DATA EXCERPTS:
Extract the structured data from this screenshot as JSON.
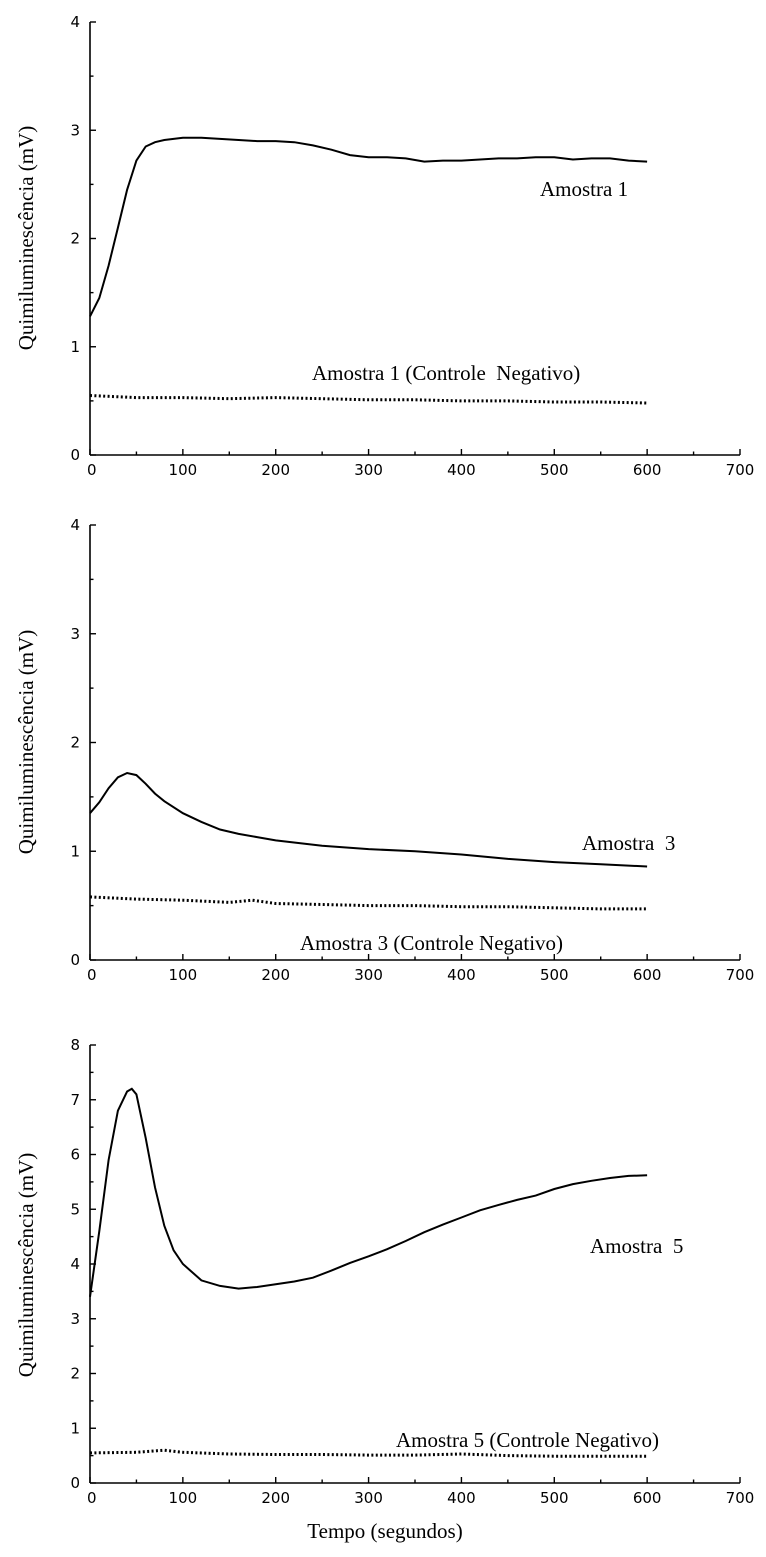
{
  "chart_data": [
    {
      "type": "line",
      "ylabel": "Quimiluminescência (mV)",
      "xlabel": "",
      "xlim": [
        0,
        700
      ],
      "ylim": [
        0,
        4
      ],
      "xticks": [
        0,
        100,
        200,
        300,
        400,
        500,
        600,
        700
      ],
      "yticks": [
        0,
        1,
        2,
        3,
        4
      ],
      "series": [
        {
          "name": "Amostra 1",
          "style": "solid",
          "color": "#000000",
          "x": [
            0,
            10,
            20,
            30,
            40,
            50,
            60,
            70,
            80,
            90,
            100,
            120,
            140,
            160,
            180,
            200,
            220,
            240,
            260,
            280,
            300,
            320,
            340,
            360,
            380,
            400,
            420,
            440,
            460,
            480,
            500,
            520,
            540,
            560,
            580,
            600
          ],
          "y": [
            1.28,
            1.45,
            1.75,
            2.1,
            2.45,
            2.72,
            2.85,
            2.89,
            2.91,
            2.92,
            2.93,
            2.93,
            2.92,
            2.91,
            2.9,
            2.9,
            2.89,
            2.86,
            2.82,
            2.77,
            2.75,
            2.75,
            2.74,
            2.71,
            2.72,
            2.72,
            2.73,
            2.74,
            2.74,
            2.75,
            2.75,
            2.73,
            2.74,
            2.74,
            2.72,
            2.71
          ]
        },
        {
          "name": "Amostra 1 (Controle  Negativo)",
          "style": "dotted",
          "color": "#000000",
          "x": [
            0,
            50,
            100,
            150,
            200,
            250,
            300,
            350,
            400,
            450,
            500,
            550,
            600
          ],
          "y": [
            0.55,
            0.53,
            0.53,
            0.52,
            0.53,
            0.52,
            0.51,
            0.51,
            0.5,
            0.5,
            0.49,
            0.49,
            0.48
          ]
        }
      ]
    },
    {
      "type": "line",
      "ylabel": "Quimiluminescência (mV)",
      "xlabel": "",
      "xlim": [
        0,
        700
      ],
      "ylim": [
        0,
        4
      ],
      "xticks": [
        0,
        100,
        200,
        300,
        400,
        500,
        600,
        700
      ],
      "yticks": [
        0,
        1,
        2,
        3,
        4
      ],
      "series": [
        {
          "name": "Amostra  3",
          "style": "solid",
          "color": "#000000",
          "x": [
            0,
            10,
            20,
            30,
            40,
            50,
            60,
            70,
            80,
            100,
            120,
            140,
            160,
            180,
            200,
            250,
            300,
            350,
            400,
            450,
            500,
            550,
            600
          ],
          "y": [
            1.35,
            1.45,
            1.58,
            1.68,
            1.72,
            1.7,
            1.62,
            1.53,
            1.46,
            1.35,
            1.27,
            1.2,
            1.16,
            1.13,
            1.1,
            1.05,
            1.02,
            1.0,
            0.97,
            0.93,
            0.9,
            0.88,
            0.86
          ]
        },
        {
          "name": "Amostra 3 (Controle Negativo)",
          "style": "dotted",
          "color": "#cc2222",
          "x": [
            0,
            50,
            100,
            150,
            175,
            200,
            250,
            300,
            350,
            400,
            450,
            500,
            550,
            600
          ],
          "y": [
            0.58,
            0.56,
            0.55,
            0.53,
            0.55,
            0.52,
            0.51,
            0.5,
            0.5,
            0.49,
            0.49,
            0.48,
            0.47,
            0.47
          ]
        }
      ]
    },
    {
      "type": "line",
      "ylabel": "Quimiluminescência (mV)",
      "xlabel": "Tempo (segundos)",
      "xlim": [
        0,
        700
      ],
      "ylim": [
        0,
        8
      ],
      "xticks": [
        0,
        100,
        200,
        300,
        400,
        500,
        600,
        700
      ],
      "yticks": [
        0,
        1,
        2,
        3,
        4,
        5,
        6,
        7,
        8
      ],
      "series": [
        {
          "name": "Amostra  5",
          "style": "solid",
          "color": "#000000",
          "x": [
            0,
            10,
            20,
            30,
            40,
            45,
            50,
            60,
            70,
            80,
            90,
            100,
            120,
            140,
            160,
            180,
            200,
            220,
            240,
            260,
            280,
            300,
            320,
            340,
            360,
            380,
            400,
            420,
            440,
            460,
            480,
            500,
            520,
            540,
            560,
            580,
            600
          ],
          "y": [
            3.4,
            4.6,
            5.9,
            6.8,
            7.15,
            7.2,
            7.1,
            6.3,
            5.4,
            4.7,
            4.25,
            4.0,
            3.7,
            3.6,
            3.55,
            3.58,
            3.63,
            3.68,
            3.75,
            3.88,
            4.02,
            4.14,
            4.27,
            4.42,
            4.58,
            4.72,
            4.85,
            4.98,
            5.08,
            5.17,
            5.25,
            5.37,
            5.46,
            5.52,
            5.57,
            5.61,
            5.62
          ]
        },
        {
          "name": "Amostra 5 (Controle Negativo)",
          "style": "dotted",
          "color": "#000000",
          "x": [
            0,
            50,
            80,
            100,
            150,
            200,
            250,
            300,
            350,
            400,
            450,
            500,
            550,
            600
          ],
          "y": [
            0.55,
            0.56,
            0.6,
            0.56,
            0.53,
            0.52,
            0.52,
            0.51,
            0.51,
            0.53,
            0.5,
            0.49,
            0.49,
            0.49
          ]
        }
      ]
    }
  ]
}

WHAT IS NEEDED:
Copy all of the entries verbatim, leaving out any pictures they contain.

EXERCISE RESPONSE:
Extract the structured data from this screenshot as JSON.
{
  "chart_data": [
    {
      "type": "line",
      "ylabel": "Quimiluminescência (mV)",
      "xlabel": "",
      "xlim": [
        0,
        700
      ],
      "ylim": [
        0,
        4
      ],
      "xticks": [
        0,
        100,
        200,
        300,
        400,
        500,
        600,
        700
      ],
      "yticks": [
        0,
        1,
        2,
        3,
        4
      ],
      "series": [
        {
          "name": "Amostra 1",
          "style": "solid",
          "color": "#000000",
          "x": [
            0,
            10,
            20,
            30,
            40,
            50,
            60,
            70,
            80,
            90,
            100,
            120,
            140,
            160,
            180,
            200,
            220,
            240,
            260,
            280,
            300,
            320,
            340,
            360,
            380,
            400,
            420,
            440,
            460,
            480,
            500,
            520,
            540,
            560,
            580,
            600
          ],
          "y": [
            1.28,
            1.45,
            1.75,
            2.1,
            2.45,
            2.72,
            2.85,
            2.89,
            2.91,
            2.92,
            2.93,
            2.93,
            2.92,
            2.91,
            2.9,
            2.9,
            2.89,
            2.86,
            2.82,
            2.77,
            2.75,
            2.75,
            2.74,
            2.71,
            2.72,
            2.72,
            2.73,
            2.74,
            2.74,
            2.75,
            2.75,
            2.73,
            2.74,
            2.74,
            2.72,
            2.71
          ]
        },
        {
          "name": "Amostra 1 (Controle  Negativo)",
          "style": "dotted",
          "color": "#000000",
          "x": [
            0,
            50,
            100,
            150,
            200,
            250,
            300,
            350,
            400,
            450,
            500,
            550,
            600
          ],
          "y": [
            0.55,
            0.53,
            0.53,
            0.52,
            0.53,
            0.52,
            0.51,
            0.51,
            0.5,
            0.5,
            0.49,
            0.49,
            0.48
          ]
        }
      ]
    },
    {
      "type": "line",
      "ylabel": "Quimiluminescência (mV)",
      "xlabel": "",
      "xlim": [
        0,
        700
      ],
      "ylim": [
        0,
        4
      ],
      "xticks": [
        0,
        100,
        200,
        300,
        400,
        500,
        600,
        700
      ],
      "yticks": [
        0,
        1,
        2,
        3,
        4
      ],
      "series": [
        {
          "name": "Amostra  3",
          "style": "solid",
          "color": "#000000",
          "x": [
            0,
            10,
            20,
            30,
            40,
            50,
            60,
            70,
            80,
            100,
            120,
            140,
            160,
            180,
            200,
            250,
            300,
            350,
            400,
            450,
            500,
            550,
            600
          ],
          "y": [
            1.35,
            1.45,
            1.58,
            1.68,
            1.72,
            1.7,
            1.62,
            1.53,
            1.46,
            1.35,
            1.27,
            1.2,
            1.16,
            1.13,
            1.1,
            1.05,
            1.02,
            1.0,
            0.97,
            0.93,
            0.9,
            0.88,
            0.86
          ]
        },
        {
          "name": "Amostra 3 (Controle Negativo)",
          "style": "dotted",
          "color": "#cc2222",
          "x": [
            0,
            50,
            100,
            150,
            175,
            200,
            250,
            300,
            350,
            400,
            450,
            500,
            550,
            600
          ],
          "y": [
            0.58,
            0.56,
            0.55,
            0.53,
            0.55,
            0.52,
            0.51,
            0.5,
            0.5,
            0.49,
            0.49,
            0.48,
            0.47,
            0.47
          ]
        }
      ]
    },
    {
      "type": "line",
      "ylabel": "Quimiluminescência (mV)",
      "xlabel": "Tempo (segundos)",
      "xlim": [
        0,
        700
      ],
      "ylim": [
        0,
        8
      ],
      "xticks": [
        0,
        100,
        200,
        300,
        400,
        500,
        600,
        700
      ],
      "yticks": [
        0,
        1,
        2,
        3,
        4,
        5,
        6,
        7,
        8
      ],
      "series": [
        {
          "name": "Amostra  5",
          "style": "solid",
          "color": "#000000",
          "x": [
            0,
            10,
            20,
            30,
            40,
            45,
            50,
            60,
            70,
            80,
            90,
            100,
            120,
            140,
            160,
            180,
            200,
            220,
            240,
            260,
            280,
            300,
            320,
            340,
            360,
            380,
            400,
            420,
            440,
            460,
            480,
            500,
            520,
            540,
            560,
            580,
            600
          ],
          "y": [
            3.4,
            4.6,
            5.9,
            6.8,
            7.15,
            7.2,
            7.1,
            6.3,
            5.4,
            4.7,
            4.25,
            4.0,
            3.7,
            3.6,
            3.55,
            3.58,
            3.63,
            3.68,
            3.75,
            3.88,
            4.02,
            4.14,
            4.27,
            4.42,
            4.58,
            4.72,
            4.85,
            4.98,
            5.08,
            5.17,
            5.25,
            5.37,
            5.46,
            5.52,
            5.57,
            5.61,
            5.62
          ]
        },
        {
          "name": "Amostra 5 (Controle Negativo)",
          "style": "dotted",
          "color": "#000000",
          "x": [
            0,
            50,
            80,
            100,
            150,
            200,
            250,
            300,
            350,
            400,
            450,
            500,
            550,
            600
          ],
          "y": [
            0.55,
            0.56,
            0.6,
            0.56,
            0.53,
            0.52,
            0.52,
            0.51,
            0.51,
            0.53,
            0.5,
            0.49,
            0.49,
            0.49
          ]
        }
      ]
    }
  ]
}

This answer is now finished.